_Task brief_. Seek out every line containing the word "imaginea", and copy each.

>>>

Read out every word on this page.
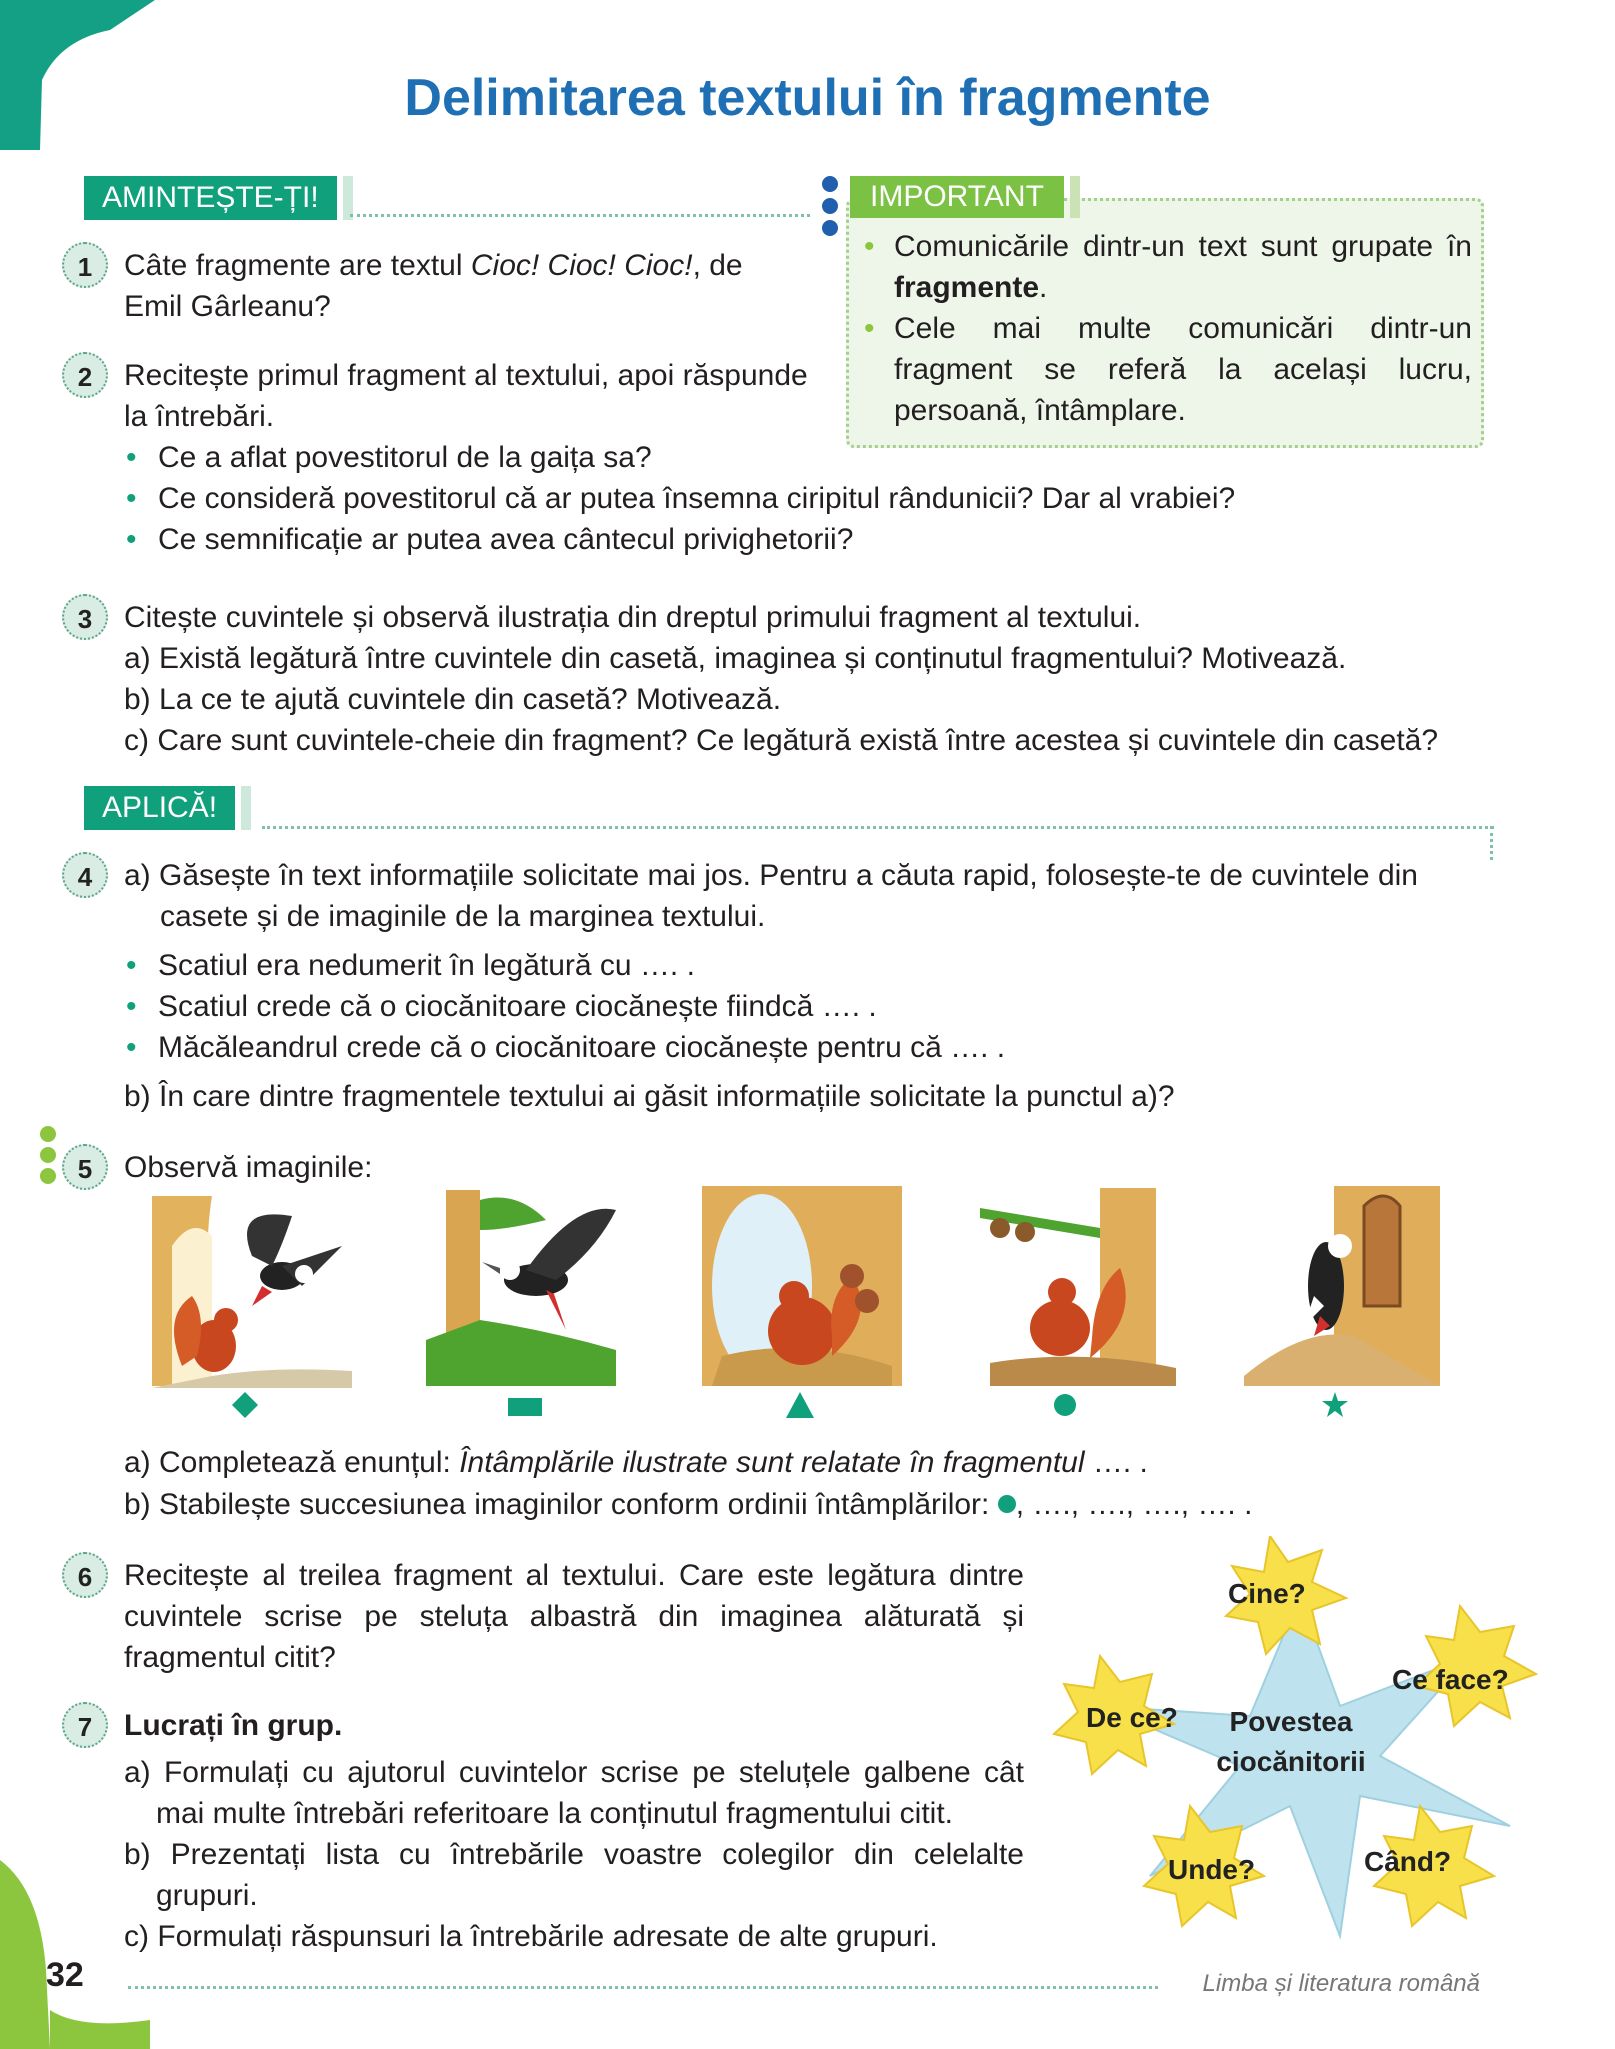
Delimitarea textului în fragmente
AMINTEȘTE-ȚI!	IMPORTANT
• Comunicările dintr-un text sunt grupate în fragmente.
• Cele mai multe comunicări dintr-un fragment se referă la același lucru, persoană, întâmplare.
1	Câte fragmente are textul Cioc! Cioc! Cioc!, de Emil Gârleanu?
2	Recitește primul fragment al textului, apoi răspunde la întrebări.
• Ce a aflat povestitorul de la gaița sa?
• Ce consideră povestitorul că ar putea însemna ciripitul rândunicii? Dar al vrabiei?
• Ce semnificație ar putea avea cântecul privighetorii?
3	Citește cuvintele și observă ilustrația din dreptul primului fragment al textului.
a) Există legătură între cuvintele din casetă, imaginea și conținutul fragmentului? Motivează.
b) La ce te ajută cuvintele din casetă? Motivează.
c) Care sunt cuvintele-cheie din fragment? Ce legătură există între acestea și cuvintele din casetă?
APLICĂ!
4	a) Găsește în text informațiile solicitate mai jos. Pentru a căuta rapid, folosește-te de cuvintele din
casete și de imaginile de la marginea textului.
• Scatiul era nedumerit în legătură cu …. .
• Scatiul crede că o ciocănitoare ciocănește fiindcă …. .
• Măcăleandrul crede că o ciocănitoare ciocănește pentru că …. .
b) În care dintre fragmentele textului ai găsit informațiile solicitate la punctul a)?
5	Observă imaginile:
a) Completează enunțul: Întâmplările ilustrate sunt relatate în fragmentul …. .
b) Stabilește succesiunea imaginilor conform ordinii întâmplărilor: , …., …., …., …. .
6	Recitește al treilea fragment al textului. Care este legătura dintre cuvintele scrise pe steluța albastră din imaginea alăturată și fragmentul citit?
7	Lucrați în grup.
a) Formulați cu ajutorul cuvintelor scrise pe steluțele galbene cât mai multe întrebări referitoare la conținutul fragmentului citit.
b) Prezentați lista cu întrebările voastre colegilor din celelalte grupuri.
c) Formulați răspunsuri la întrebările adresate de alte grupuri.
Cine?
Ce face?
De ce?
Unde?	Când?
Povestea
ciocănitorii
32	Limba și literatura română
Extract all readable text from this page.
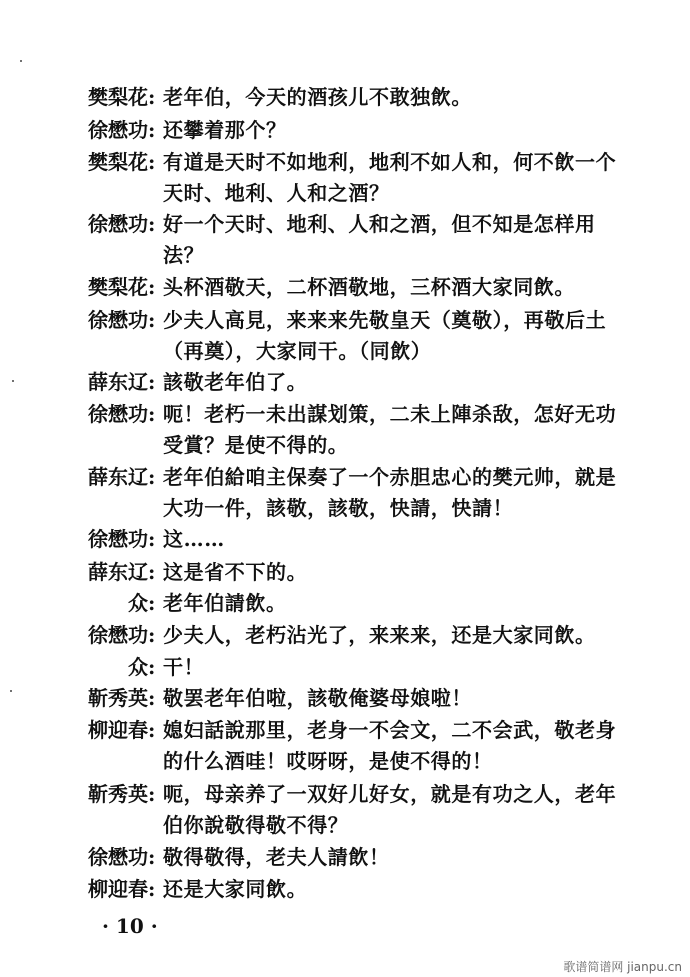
樊梨花 : 老年伯，今天的酒孩儿不敢独飲。
徐懋功 : 还攀着那个？
樊梨花 : 有道是天时不如地利，地利不如人和，何不飲一个
天时、地利、人和之酒？
徐懋功 : 好一个天时、地利、人和之酒，但不知是怎样用
法？
樊梨花 : 头杯酒敬天，二杯酒敬地，三杯酒大家同飲。
徐懋功 : 少夫人高見，来来来先敬皇天（奠敬），再敬后土
（再奠），大家同干。（同飲）
薛东辽 : 該敬老年伯了。
徐懋功 : 呃！老朽一未出謀划策，二未上陣杀敌，怎好无功
受賞？是使不得的。
薛东辽 : 老年伯給咱主保奏了一个赤胆忠心的樊元帅，就是
大功一件，該敬，該敬，快請，快請！
徐懋功 : 这……
薛东辽 : 这是省不下的。
众 : 老年伯請飲。
徐懋功 : 少夫人，老朽沾光了，来来来，还是大家同飲。
众 : 干！
靳秀英 : 敬罢老年伯啦，該敬俺婆母娘啦！
柳迎春 : 媳妇話說那里，老身一不会文，二不会武，敬老身
的什么酒哇！哎呀呀，是使不得的！
靳秀英 : 呃，母亲养了一双好儿好女，就是有功之人，老年
伯你說敬得敬不得？
徐懋功 : 敬得敬得，老夫人請飲！
柳迎春 : 还是大家同飲。
· 10 ·
歌谱简谱网 jianpu.cn
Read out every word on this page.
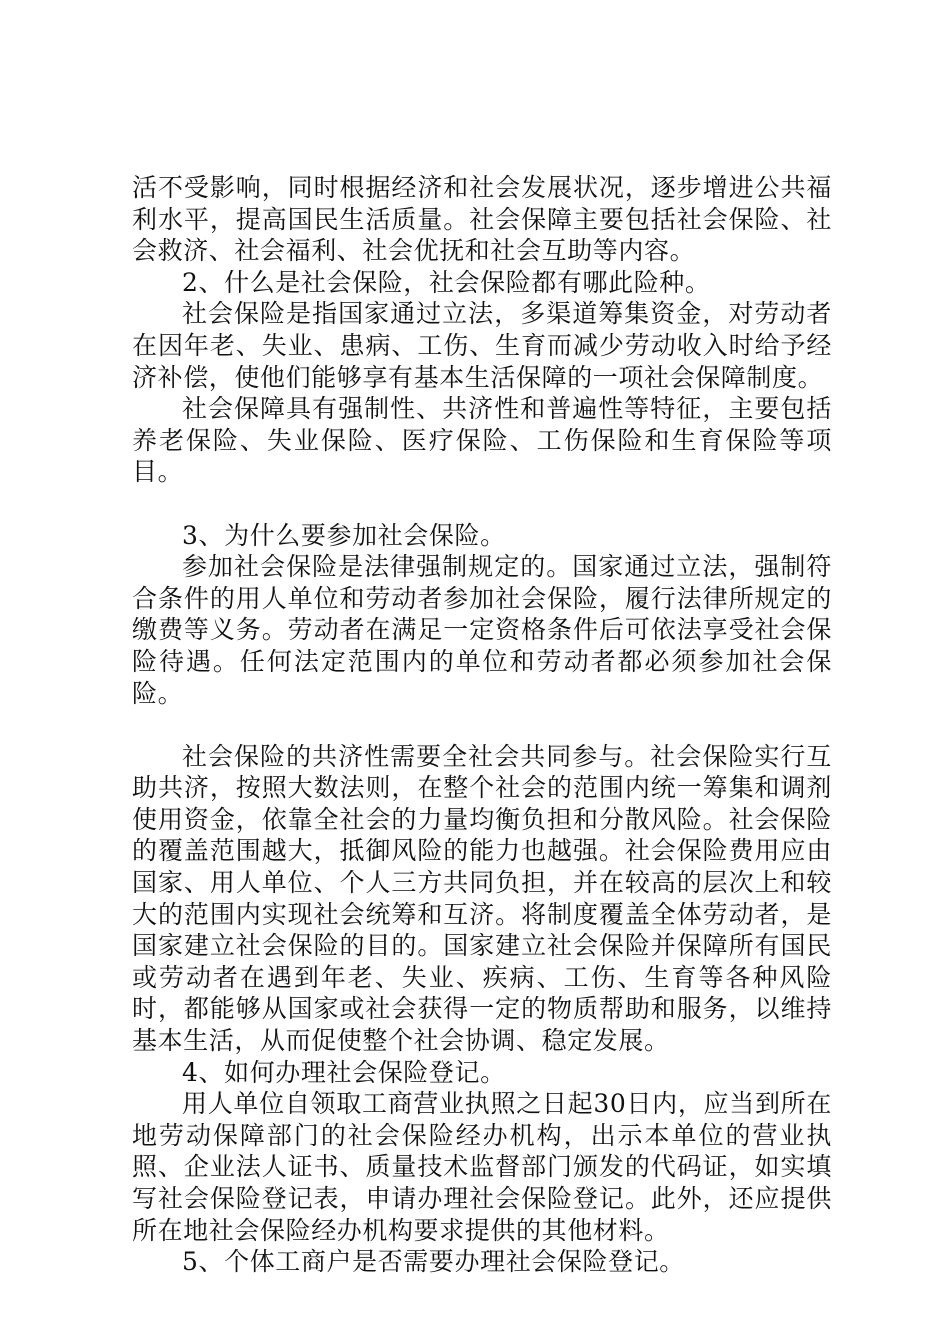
活不受影响，同时根据经济和社会发展状况，逐步增进公共福利水平，提高国民生活质量。社会保障主要包括社会保险、社会救济、社会福利、社会优抚和社会互助等内容。

2、什么是社会保险，社会保险都有哪此险种。

社会保险是指国家通过立法，多渠道筹集资金，对劳动者在因年老、失业、患病、工伤、生育而减少劳动收入时给予经济补偿，使他们能够享有基本生活保障的一项社会保障制度。

社会保障具有强制性、共济性和普遍性等特征，主要包括养老保险、失业保险、医疗保险、工伤保险和生育保险等项目。

3、为什么要参加社会保险。

参加社会保险是法律强制规定的。国家通过立法，强制符合条件的用人单位和劳动者参加社会保险，履行法律所规定的缴费等义务。劳动者在满足一定资格条件后可依法享受社会保险待遇。任何法定范围内的单位和劳动者都必须参加社会保险。

社会保险的共济性需要全社会共同参与。社会保险实行互助共济，按照大数法则，在整个社会的范围内统一筹集和调剂使用资金，依靠全社会的力量均衡负担和分散风险。社会保险的覆盖范围越大，抵御风险的能力也越强。社会保险费用应由国家、用人单位、个人三方共同负担，并在较高的层次上和较大的范围内实现社会统筹和互济。将制度覆盖全体劳动者，是国家建立社会保险的目的。国家建立社会保险并保障所有国民或劳动者在遇到年老、失业、疾病、工伤、生育等各种风险时，都能够从国家或社会获得一定的物质帮助和服务，以维持基本生活，从而促使整个社会协调、稳定发展。

4、如何办理社会保险登记。

用人单位自领取工商营业执照之日起30日内，应当到所在地劳动保障部门的社会保险经办机构，出示本单位的营业执照、企业法人证书、质量技术监督部门颁发的代码证，如实填写社会保险登记表，申请办理社会保险登记。此外，还应提供所在地社会保险经办机构要求提供的其他材料。

5、个体工商户是否需要办理社会保险登记。
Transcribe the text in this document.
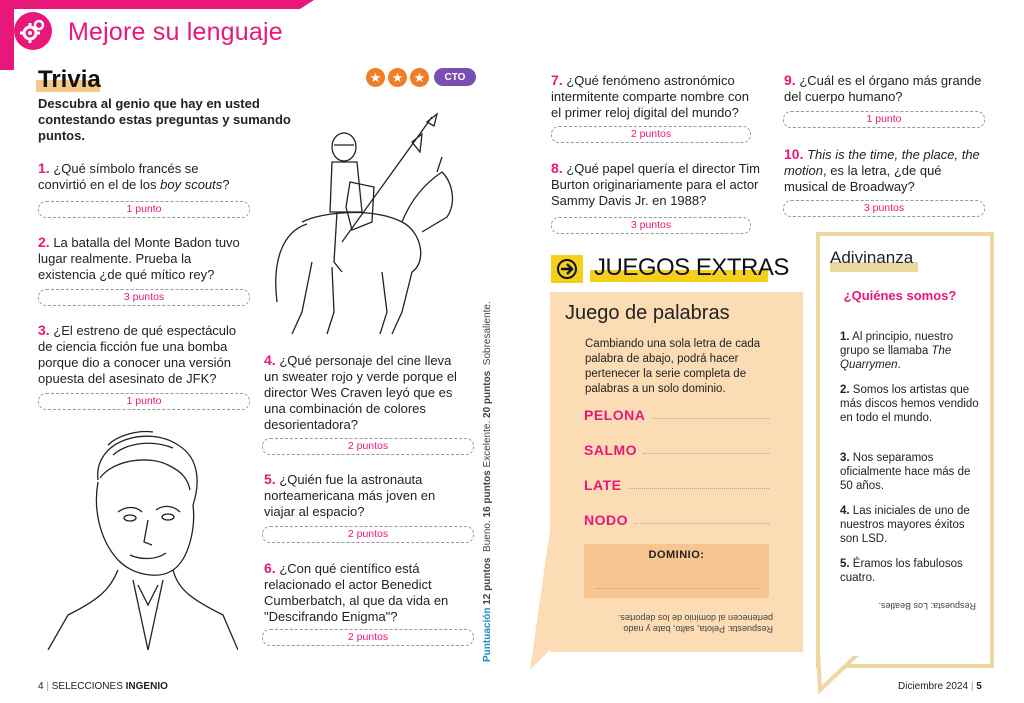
Mejore su lenguaje
Trivia	★ ★ ★	CTO
Descubra al genio que hay en usted contestando estas preguntas y sumando puntos.
1. ¿Qué símbolo francés se convirtió en el de los boy scouts?
1 punto
2. La batalla del Monte Badon tuvo lugar realmente. Prueba la existencia ¿de qué mítico rey?
3 puntos
3. ¿El estreno de qué espectáculo de ciencia ficción fue una bomba porque dio a conocer una versión opuesta del asesinato de JFK?
1 punto
4. ¿Qué personaje del cine lleva un sweater rojo y verde porque el director Wes Craven leyó que es una combinación de colores desorientadora?
2 puntos
5. ¿Quién fue la astronauta norteamericana más joven en viajar al espacio?
2 puntos
6. ¿Con qué científico está relacionado el actor Benedict Cumberbatch, al que da vida en "Descifrando Enigma"?
2 puntos	Puntuación 12 puntos  Bueno. 16 puntos Excelente. 20 puntos  Sobresaliente.
4 | SELECCIONES INGENIO
7. ¿Qué fenómeno astronómico intermitente comparte nombre con el primer reloj digital del mundo?
2 puntos
8. ¿Qué papel quería el director Tim Burton originariamente para el actor Sammy Davis Jr. en 1988?
3 puntos
9. ¿Cuál es el órgano más grande del cuerpo humano?
1 punto
10. This is the time, the place, the motion, es la letra, ¿de qué musical de Broadway?
3 puntos
JUEGOS EXTRAS
Juego de palabras
Cambiando una sola letra de cada palabra de abajo, podrá hacer pertenecer la serie completa de palabras a un solo dominio.
PELONA
SALMO
LATE
NODO
DOMINIO:
Respuesta: Pelota, salto, bate y nado pertenecen al dominio de los deportes.
Adivinanza
¿Quiénes somos?
1. Al principio, nuestro grupo se llamaba The Quarrymen.
2. Somos los artistas que más discos hemos vendido en todo el mundo.
3. Nos separamos oficialmente hace más de 50 años.
4. Las iniciales de uno de nuestros mayores éxitos son LSD.
5. Éramos los fabulosos cuatro.
Respuesta: Los Beatles.
Diciembre 2024 | 5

<<<

_Exercise result_.
a) Există legătură între cuvintele din casetă, imaginea și conținutul fragmentului? Motivează.
6	Recitește al treilea fragment al textului. Care este legătura dintre cuvintele scrise pe steluța albastră din imaginea alăturată și fragmentul citit?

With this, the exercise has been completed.